▶ [Set exercise] Output the data below in full, byte for byte. Nothing may differ.

▶ [Data rows]
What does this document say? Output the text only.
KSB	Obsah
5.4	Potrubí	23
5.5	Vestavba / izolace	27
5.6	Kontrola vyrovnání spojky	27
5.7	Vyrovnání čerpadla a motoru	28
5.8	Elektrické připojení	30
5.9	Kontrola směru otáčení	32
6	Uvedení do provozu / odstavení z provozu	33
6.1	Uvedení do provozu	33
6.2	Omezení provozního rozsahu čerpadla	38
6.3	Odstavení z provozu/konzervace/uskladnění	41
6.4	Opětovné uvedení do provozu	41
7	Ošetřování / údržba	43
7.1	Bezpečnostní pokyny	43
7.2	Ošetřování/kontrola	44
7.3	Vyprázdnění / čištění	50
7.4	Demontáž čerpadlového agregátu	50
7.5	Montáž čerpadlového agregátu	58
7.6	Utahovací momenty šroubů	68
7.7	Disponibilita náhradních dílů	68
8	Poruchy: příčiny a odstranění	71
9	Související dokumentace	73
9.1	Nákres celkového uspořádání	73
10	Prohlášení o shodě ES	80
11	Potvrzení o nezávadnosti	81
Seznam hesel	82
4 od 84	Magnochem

▶ [Response to the exercise]
What does this document say? Output the text only.
KSB	Obsah
5.4	Potrubí	23
5.5	Vestavba / izolace	27
5.6	Kontrola vyrovnání spojky	27
5.7	Vyrovnání čerpadla a motoru	28
5.8	Elektrické připojení	30
5.9	Kontrola směru otáčení	32
6	Uvedení do provozu / odstavení z provozu	33
6.1	Uvedení do provozu	33
6.2	Omezení provozního rozsahu čerpadla	38
6.3	Odstavení z provozu/konzervace/uskladnění	41
6.4	Opětovné uvedení do provozu	41
7	Ošetřování / údržba	43
7.1	Bezpečnostní pokyny	43
7.2	Ošetřování/kontrola	44
7.3	Vyprázdnění / čištění	50
7.4	Demontáž čerpadlového agregátu	50
7.5	Montáž čerpadlového agregátu	58
7.6	Utahovací momenty šroubů	68
7.7	Disponibilita náhradních dílů	68
8	Poruchy: příčiny a odstranění	71
9	Související dokumentace	73
9.1	Nákres celkového uspořádání	73
10	Prohlášení o shodě ES	80
11	Potvrzení o nezávadnosti	81
Seznam hesel	82
4 od 84	Magnochem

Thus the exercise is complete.